Dataset items
◆ ◆ ◆

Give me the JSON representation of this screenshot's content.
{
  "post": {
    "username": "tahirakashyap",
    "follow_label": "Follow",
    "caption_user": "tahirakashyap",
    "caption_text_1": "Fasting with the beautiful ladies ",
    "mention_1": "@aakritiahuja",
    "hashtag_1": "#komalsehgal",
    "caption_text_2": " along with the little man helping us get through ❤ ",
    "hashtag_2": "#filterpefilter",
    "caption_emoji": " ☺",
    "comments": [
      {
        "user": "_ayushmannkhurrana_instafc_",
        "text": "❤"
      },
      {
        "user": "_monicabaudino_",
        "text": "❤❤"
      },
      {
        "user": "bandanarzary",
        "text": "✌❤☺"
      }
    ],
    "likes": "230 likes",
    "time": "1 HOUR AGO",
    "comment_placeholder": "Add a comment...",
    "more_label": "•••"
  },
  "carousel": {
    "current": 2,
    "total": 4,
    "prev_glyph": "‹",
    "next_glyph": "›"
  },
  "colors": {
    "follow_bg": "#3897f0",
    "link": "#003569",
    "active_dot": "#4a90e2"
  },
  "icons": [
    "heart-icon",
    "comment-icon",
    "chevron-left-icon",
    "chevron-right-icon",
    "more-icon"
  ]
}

◆ ◆ ◆

◆ EXERCISE ◆
State how many lines of the listing include the word "chevron". Reply with the number alone.

◆ EXERCISE OUTPUT ◆
2